→ **STATED EXERCISE**
Reproduce the records below in their entirety, character for character.

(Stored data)
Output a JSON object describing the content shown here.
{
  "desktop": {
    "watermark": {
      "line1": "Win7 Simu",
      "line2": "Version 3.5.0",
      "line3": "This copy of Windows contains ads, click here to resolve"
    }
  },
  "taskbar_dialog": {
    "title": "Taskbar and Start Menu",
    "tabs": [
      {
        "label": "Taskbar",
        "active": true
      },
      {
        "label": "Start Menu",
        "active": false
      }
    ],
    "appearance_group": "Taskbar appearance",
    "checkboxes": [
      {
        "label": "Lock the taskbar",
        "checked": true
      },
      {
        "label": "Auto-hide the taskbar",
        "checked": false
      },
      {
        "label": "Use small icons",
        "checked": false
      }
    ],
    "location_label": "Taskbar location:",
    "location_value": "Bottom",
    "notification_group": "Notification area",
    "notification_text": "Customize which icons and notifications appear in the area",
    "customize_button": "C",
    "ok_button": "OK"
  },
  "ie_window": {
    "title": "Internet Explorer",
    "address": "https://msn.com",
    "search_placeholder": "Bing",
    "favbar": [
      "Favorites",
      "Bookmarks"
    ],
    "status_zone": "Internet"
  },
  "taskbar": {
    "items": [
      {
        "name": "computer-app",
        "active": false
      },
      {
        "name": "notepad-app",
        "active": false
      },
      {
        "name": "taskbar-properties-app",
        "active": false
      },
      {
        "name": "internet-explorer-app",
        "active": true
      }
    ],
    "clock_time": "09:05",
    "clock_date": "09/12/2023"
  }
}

→ **RIGHT ANSWER**
Output a JSON object describing the content shown here.
{
  "desktop": {
    "watermark": {
      "line1": "Win7 Simu",
      "line2": "Version 3.5.0",
      "line3": "This copy of Windows contains ads, click here to resolve"
    }
  },
  "taskbar_dialog": {
    "title": "Taskbar and Start Menu",
    "tabs": [
      {
        "label": "Taskbar",
        "active": true
      },
      {
        "label": "Start Menu",
        "active": false
      }
    ],
    "appearance_group": "Taskbar appearance",
    "checkboxes": [
      {
        "label": "Lock the taskbar",
        "checked": true
      },
      {
        "label": "Auto-hide the taskbar",
        "checked": false
      },
      {
        "label": "Use small icons",
        "checked": false
      }
    ],
    "location_label": "Taskbar location:",
    "location_value": "Bottom",
    "notification_group": "Notification area",
    "notification_text": "Customize which icons and notifications appear in the area",
    "customize_button": "C",
    "ok_button": "OK"
  },
  "ie_window": {
    "title": "Internet Explorer",
    "address": "https://msn.com",
    "search_placeholder": "Bing",
    "favbar": [
      "Favorites",
      "Bookmarks"
    ],
    "status_zone": "Internet"
  },
  "taskbar": {
    "items": [
      {
        "name": "computer-app",
        "active": false
      },
      {
        "name": "notepad-app",
        "active": false
      },
      {
        "name": "taskbar-properties-app",
        "active": false
      },
      {
        "name": "internet-explorer-app",
        "active": true
      }
    ],
    "clock_time": "09:05",
    "clock_date": "09/12/2023"
  }
}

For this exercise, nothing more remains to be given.